§ **Stated goal**: Search the data below for the string "этажа". Extract every line that contains it.

§ **Materials provided**:
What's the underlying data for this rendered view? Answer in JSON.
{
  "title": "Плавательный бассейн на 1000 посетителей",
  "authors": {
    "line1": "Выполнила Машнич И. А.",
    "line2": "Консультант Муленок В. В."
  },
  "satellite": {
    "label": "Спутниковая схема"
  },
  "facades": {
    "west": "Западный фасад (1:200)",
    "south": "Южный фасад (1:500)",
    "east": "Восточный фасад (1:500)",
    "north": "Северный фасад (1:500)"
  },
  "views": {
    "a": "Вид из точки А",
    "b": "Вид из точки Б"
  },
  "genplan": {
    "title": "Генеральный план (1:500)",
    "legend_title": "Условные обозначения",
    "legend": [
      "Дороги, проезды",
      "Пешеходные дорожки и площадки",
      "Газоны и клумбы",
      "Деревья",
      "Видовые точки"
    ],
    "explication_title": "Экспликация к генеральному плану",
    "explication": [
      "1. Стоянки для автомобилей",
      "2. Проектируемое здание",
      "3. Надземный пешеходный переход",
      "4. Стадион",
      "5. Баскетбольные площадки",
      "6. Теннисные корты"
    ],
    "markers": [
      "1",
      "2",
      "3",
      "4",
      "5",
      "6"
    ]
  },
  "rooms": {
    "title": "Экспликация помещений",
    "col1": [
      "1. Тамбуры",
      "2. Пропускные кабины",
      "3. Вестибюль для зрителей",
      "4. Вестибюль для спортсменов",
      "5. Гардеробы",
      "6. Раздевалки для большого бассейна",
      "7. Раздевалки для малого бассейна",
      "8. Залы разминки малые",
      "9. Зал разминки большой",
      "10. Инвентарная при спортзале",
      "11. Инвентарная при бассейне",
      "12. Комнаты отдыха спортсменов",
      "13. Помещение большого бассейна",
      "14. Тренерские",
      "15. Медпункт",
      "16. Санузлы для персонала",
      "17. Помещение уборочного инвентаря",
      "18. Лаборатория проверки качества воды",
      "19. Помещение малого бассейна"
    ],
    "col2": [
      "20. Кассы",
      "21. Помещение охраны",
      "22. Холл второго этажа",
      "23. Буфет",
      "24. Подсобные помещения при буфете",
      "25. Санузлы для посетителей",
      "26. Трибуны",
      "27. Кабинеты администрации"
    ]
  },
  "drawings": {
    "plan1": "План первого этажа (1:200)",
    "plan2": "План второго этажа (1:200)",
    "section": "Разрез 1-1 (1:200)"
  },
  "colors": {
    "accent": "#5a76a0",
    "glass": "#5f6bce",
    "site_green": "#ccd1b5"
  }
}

§ **Response for this exercise**:
      "22. Холл второго этажа",
    "plan1": "План первого этажа (1:200)",
    "plan2": "План второго этажа (1:200)",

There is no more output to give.